• **Work required**:
Go through the entries below and write each one out exactly.

• **Records that describe figures**:
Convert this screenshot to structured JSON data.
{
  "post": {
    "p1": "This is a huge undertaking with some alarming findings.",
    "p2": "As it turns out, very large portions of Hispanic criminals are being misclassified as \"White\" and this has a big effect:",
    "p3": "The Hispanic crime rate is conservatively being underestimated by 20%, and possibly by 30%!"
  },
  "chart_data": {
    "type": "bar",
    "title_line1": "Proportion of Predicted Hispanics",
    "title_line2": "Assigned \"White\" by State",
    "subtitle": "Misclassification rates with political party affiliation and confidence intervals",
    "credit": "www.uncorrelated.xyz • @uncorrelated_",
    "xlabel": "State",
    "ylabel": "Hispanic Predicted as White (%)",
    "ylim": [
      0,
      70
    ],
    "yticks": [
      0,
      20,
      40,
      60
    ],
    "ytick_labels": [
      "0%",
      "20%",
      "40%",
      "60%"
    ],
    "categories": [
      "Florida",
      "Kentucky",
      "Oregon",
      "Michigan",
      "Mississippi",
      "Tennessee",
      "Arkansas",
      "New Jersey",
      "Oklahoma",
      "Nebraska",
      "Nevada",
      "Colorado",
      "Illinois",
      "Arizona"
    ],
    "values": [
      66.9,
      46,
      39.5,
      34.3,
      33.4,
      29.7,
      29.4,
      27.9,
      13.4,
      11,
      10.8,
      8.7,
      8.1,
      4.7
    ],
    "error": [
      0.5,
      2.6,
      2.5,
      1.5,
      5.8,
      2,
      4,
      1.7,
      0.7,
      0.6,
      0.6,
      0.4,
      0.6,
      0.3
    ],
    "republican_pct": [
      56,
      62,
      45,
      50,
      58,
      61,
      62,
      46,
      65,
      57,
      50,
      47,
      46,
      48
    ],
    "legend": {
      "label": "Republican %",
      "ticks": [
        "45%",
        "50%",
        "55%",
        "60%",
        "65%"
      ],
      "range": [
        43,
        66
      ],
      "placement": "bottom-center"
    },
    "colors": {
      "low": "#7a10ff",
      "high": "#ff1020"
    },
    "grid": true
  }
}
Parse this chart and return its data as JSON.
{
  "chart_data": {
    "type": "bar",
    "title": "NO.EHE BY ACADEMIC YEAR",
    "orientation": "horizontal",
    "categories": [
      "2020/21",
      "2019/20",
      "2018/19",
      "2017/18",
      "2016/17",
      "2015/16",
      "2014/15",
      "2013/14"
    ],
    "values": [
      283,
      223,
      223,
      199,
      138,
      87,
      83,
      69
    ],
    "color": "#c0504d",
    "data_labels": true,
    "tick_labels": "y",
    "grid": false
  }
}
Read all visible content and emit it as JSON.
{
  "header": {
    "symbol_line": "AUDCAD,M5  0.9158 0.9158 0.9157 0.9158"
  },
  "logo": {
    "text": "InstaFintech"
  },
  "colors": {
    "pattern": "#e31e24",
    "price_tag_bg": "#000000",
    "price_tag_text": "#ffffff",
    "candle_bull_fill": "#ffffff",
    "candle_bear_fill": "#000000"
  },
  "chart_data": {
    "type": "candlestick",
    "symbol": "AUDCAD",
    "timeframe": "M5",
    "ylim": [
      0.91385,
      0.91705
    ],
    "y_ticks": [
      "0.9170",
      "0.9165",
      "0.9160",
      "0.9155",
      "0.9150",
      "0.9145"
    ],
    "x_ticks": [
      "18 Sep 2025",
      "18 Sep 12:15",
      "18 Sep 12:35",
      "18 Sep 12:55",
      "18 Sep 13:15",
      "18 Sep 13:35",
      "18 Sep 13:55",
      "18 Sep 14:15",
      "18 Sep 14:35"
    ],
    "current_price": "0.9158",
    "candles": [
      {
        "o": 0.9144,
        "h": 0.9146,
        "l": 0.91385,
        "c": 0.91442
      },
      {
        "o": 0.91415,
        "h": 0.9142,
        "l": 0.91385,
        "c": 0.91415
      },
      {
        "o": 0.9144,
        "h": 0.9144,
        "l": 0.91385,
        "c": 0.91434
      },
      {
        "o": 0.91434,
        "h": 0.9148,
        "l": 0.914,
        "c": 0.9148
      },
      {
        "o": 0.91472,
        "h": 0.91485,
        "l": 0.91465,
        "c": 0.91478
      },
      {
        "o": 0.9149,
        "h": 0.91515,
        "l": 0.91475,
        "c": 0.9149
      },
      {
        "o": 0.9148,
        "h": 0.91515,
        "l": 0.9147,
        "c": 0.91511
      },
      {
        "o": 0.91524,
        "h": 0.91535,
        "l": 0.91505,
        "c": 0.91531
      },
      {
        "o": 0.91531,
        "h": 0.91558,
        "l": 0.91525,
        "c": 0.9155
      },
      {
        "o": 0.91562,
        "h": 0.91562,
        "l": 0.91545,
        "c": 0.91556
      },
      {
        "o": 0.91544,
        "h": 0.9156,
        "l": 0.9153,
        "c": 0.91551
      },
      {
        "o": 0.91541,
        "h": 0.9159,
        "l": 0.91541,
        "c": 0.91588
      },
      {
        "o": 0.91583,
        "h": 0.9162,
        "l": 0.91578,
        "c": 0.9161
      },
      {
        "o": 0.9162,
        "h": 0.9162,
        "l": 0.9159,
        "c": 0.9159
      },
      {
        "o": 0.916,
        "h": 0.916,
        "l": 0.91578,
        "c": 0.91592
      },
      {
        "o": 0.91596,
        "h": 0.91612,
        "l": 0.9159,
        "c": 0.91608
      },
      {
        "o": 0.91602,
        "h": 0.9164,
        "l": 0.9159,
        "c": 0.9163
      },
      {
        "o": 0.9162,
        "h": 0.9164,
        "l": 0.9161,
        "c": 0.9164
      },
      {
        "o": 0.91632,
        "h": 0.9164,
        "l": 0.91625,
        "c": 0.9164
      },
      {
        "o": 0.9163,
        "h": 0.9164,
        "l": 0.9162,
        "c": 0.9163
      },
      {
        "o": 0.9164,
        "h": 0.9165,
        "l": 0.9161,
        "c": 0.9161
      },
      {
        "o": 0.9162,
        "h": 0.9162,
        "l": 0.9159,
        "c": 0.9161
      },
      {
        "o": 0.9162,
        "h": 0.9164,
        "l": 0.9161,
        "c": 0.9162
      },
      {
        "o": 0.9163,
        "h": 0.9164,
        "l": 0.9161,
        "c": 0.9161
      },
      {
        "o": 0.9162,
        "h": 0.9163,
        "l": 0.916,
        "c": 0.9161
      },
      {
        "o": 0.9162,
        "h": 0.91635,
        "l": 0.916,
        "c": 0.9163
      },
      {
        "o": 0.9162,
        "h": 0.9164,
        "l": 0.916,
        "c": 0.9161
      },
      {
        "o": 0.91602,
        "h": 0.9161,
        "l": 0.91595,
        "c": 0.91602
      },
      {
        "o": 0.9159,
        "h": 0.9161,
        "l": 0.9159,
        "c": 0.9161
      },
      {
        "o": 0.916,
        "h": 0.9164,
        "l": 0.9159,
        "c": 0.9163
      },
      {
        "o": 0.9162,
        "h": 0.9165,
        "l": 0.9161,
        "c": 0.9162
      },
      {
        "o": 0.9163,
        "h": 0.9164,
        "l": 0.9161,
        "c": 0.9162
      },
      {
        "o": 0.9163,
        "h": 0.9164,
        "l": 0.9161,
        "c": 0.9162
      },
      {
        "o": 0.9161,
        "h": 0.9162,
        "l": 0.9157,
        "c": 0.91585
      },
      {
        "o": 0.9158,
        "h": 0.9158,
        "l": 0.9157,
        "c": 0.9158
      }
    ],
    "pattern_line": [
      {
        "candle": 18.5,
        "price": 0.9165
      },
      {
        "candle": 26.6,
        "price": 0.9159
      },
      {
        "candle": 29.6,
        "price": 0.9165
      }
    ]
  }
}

• **Complete answer**:
Convert this screenshot to structured JSON data.
{
  "post": {
    "p1": "This is a huge undertaking with some alarming findings.",
    "p2": "As it turns out, very large portions of Hispanic criminals are being misclassified as \"White\" and this has a big effect:",
    "p3": "The Hispanic crime rate is conservatively being underestimated by 20%, and possibly by 30%!"
  },
  "chart_data": {
    "type": "bar",
    "title_line1": "Proportion of Predicted Hispanics",
    "title_line2": "Assigned \"White\" by State",
    "subtitle": "Misclassification rates with political party affiliation and confidence intervals",
    "credit": "www.uncorrelated.xyz • @uncorrelated_",
    "xlabel": "State",
    "ylabel": "Hispanic Predicted as White (%)",
    "ylim": [
      0,
      70
    ],
    "yticks": [
      0,
      20,
      40,
      60
    ],
    "ytick_labels": [
      "0%",
      "20%",
      "40%",
      "60%"
    ],
    "categories": [
      "Florida",
      "Kentucky",
      "Oregon",
      "Michigan",
      "Mississippi",
      "Tennessee",
      "Arkansas",
      "New Jersey",
      "Oklahoma",
      "Nebraska",
      "Nevada",
      "Colorado",
      "Illinois",
      "Arizona"
    ],
    "values": [
      66.9,
      46,
      39.5,
      34.3,
      33.4,
      29.7,
      29.4,
      27.9,
      13.4,
      11,
      10.8,
      8.7,
      8.1,
      4.7
    ],
    "error": [
      0.5,
      2.6,
      2.5,
      1.5,
      5.8,
      2,
      4,
      1.7,
      0.7,
      0.6,
      0.6,
      0.4,
      0.6,
      0.3
    ],
    "republican_pct": [
      56,
      62,
      45,
      50,
      58,
      61,
      62,
      46,
      65,
      57,
      50,
      47,
      46,
      48
    ],
    "legend": {
      "label": "Republican %",
      "ticks": [
        "45%",
        "50%",
        "55%",
        "60%",
        "65%"
      ],
      "range": [
        43,
        66
      ],
      "placement": "bottom-center"
    },
    "colors": {
      "low": "#7a10ff",
      "high": "#ff1020"
    },
    "grid": true
  }
}
Parse this chart and return its data as JSON.
{
  "chart_data": {
    "type": "bar",
    "title": "NO.EHE BY ACADEMIC YEAR",
    "orientation": "horizontal",
    "categories": [
      "2020/21",
      "2019/20",
      "2018/19",
      "2017/18",
      "2016/17",
      "2015/16",
      "2014/15",
      "2013/14"
    ],
    "values": [
      283,
      223,
      223,
      199,
      138,
      87,
      83,
      69
    ],
    "color": "#c0504d",
    "data_labels": true,
    "tick_labels": "y",
    "grid": false
  }
}
Read all visible content and emit it as JSON.
{
  "header": {
    "symbol_line": "AUDCAD,M5  0.9158 0.9158 0.9157 0.9158"
  },
  "logo": {
    "text": "InstaFintech"
  },
  "colors": {
    "pattern": "#e31e24",
    "price_tag_bg": "#000000",
    "price_tag_text": "#ffffff",
    "candle_bull_fill": "#ffffff",
    "candle_bear_fill": "#000000"
  },
  "chart_data": {
    "type": "candlestick",
    "symbol": "AUDCAD",
    "timeframe": "M5",
    "ylim": [
      0.91385,
      0.91705
    ],
    "y_ticks": [
      "0.9170",
      "0.9165",
      "0.9160",
      "0.9155",
      "0.9150",
      "0.9145"
    ],
    "x_ticks": [
      "18 Sep 2025",
      "18 Sep 12:15",
      "18 Sep 12:35",
      "18 Sep 12:55",
      "18 Sep 13:15",
      "18 Sep 13:35",
      "18 Sep 13:55",
      "18 Sep 14:15",
      "18 Sep 14:35"
    ],
    "current_price": "0.9158",
    "candles": [
      {
        "o": 0.9144,
        "h": 0.9146,
        "l": 0.91385,
        "c": 0.91442
      },
      {
        "o": 0.91415,
        "h": 0.9142,
        "l": 0.91385,
        "c": 0.91415
      },
      {
        "o": 0.9144,
        "h": 0.9144,
        "l": 0.91385,
        "c": 0.91434
      },
      {
        "o": 0.91434,
        "h": 0.9148,
        "l": 0.914,
        "c": 0.9148
      },
      {
        "o": 0.91472,
        "h": 0.91485,
        "l": 0.91465,
        "c": 0.91478
      },
      {
        "o": 0.9149,
        "h": 0.91515,
        "l": 0.91475,
        "c": 0.9149
      },
      {
        "o": 0.9148,
        "h": 0.91515,
        "l": 0.9147,
        "c": 0.91511
      },
      {
        "o": 0.91524,
        "h": 0.91535,
        "l": 0.91505,
        "c": 0.91531
      },
      {
        "o": 0.91531,
        "h": 0.91558,
        "l": 0.91525,
        "c": 0.9155
      },
      {
        "o": 0.91562,
        "h": 0.91562,
        "l": 0.91545,
        "c": 0.91556
      },
      {
        "o": 0.91544,
        "h": 0.9156,
        "l": 0.9153,
        "c": 0.91551
      },
      {
        "o": 0.91541,
        "h": 0.9159,
        "l": 0.91541,
        "c": 0.91588
      },
      {
        "o": 0.91583,
        "h": 0.9162,
        "l": 0.91578,
        "c": 0.9161
      },
      {
        "o": 0.9162,
        "h": 0.9162,
        "l": 0.9159,
        "c": 0.9159
      },
      {
        "o": 0.916,
        "h": 0.916,
        "l": 0.91578,
        "c": 0.91592
      },
      {
        "o": 0.91596,
        "h": 0.91612,
        "l": 0.9159,
        "c": 0.91608
      },
      {
        "o": 0.91602,
        "h": 0.9164,
        "l": 0.9159,
        "c": 0.9163
      },
      {
        "o": 0.9162,
        "h": 0.9164,
        "l": 0.9161,
        "c": 0.9164
      },
      {
        "o": 0.91632,
        "h": 0.9164,
        "l": 0.91625,
        "c": 0.9164
      },
      {
        "o": 0.9163,
        "h": 0.9164,
        "l": 0.9162,
        "c": 0.9163
      },
      {
        "o": 0.9164,
        "h": 0.9165,
        "l": 0.9161,
        "c": 0.9161
      },
      {
        "o": 0.9162,
        "h": 0.9162,
        "l": 0.9159,
        "c": 0.9161
      },
      {
        "o": 0.9162,
        "h": 0.9164,
        "l": 0.9161,
        "c": 0.9162
      },
      {
        "o": 0.9163,
        "h": 0.9164,
        "l": 0.9161,
        "c": 0.9161
      },
      {
        "o": 0.9162,
        "h": 0.9163,
        "l": 0.916,
        "c": 0.9161
      },
      {
        "o": 0.9162,
        "h": 0.91635,
        "l": 0.916,
        "c": 0.9163
      },
      {
        "o": 0.9162,
        "h": 0.9164,
        "l": 0.916,
        "c": 0.9161
      },
      {
        "o": 0.91602,
        "h": 0.9161,
        "l": 0.91595,
        "c": 0.91602
      },
      {
        "o": 0.9159,
        "h": 0.9161,
        "l": 0.9159,
        "c": 0.9161
      },
      {
        "o": 0.916,
        "h": 0.9164,
        "l": 0.9159,
        "c": 0.9163
      },
      {
        "o": 0.9162,
        "h": 0.9165,
        "l": 0.9161,
        "c": 0.9162
      },
      {
        "o": 0.9163,
        "h": 0.9164,
        "l": 0.9161,
        "c": 0.9162
      },
      {
        "o": 0.9163,
        "h": 0.9164,
        "l": 0.9161,
        "c": 0.9162
      },
      {
        "o": 0.9161,
        "h": 0.9162,
        "l": 0.9157,
        "c": 0.91585
      },
      {
        "o": 0.9158,
        "h": 0.9158,
        "l": 0.9157,
        "c": 0.9158
      }
    ],
    "pattern_line": [
      {
        "candle": 18.5,
        "price": 0.9165
      },
      {
        "candle": 26.6,
        "price": 0.9159
      },
      {
        "candle": 29.6,
        "price": 0.9165
      }
    ]
  }
}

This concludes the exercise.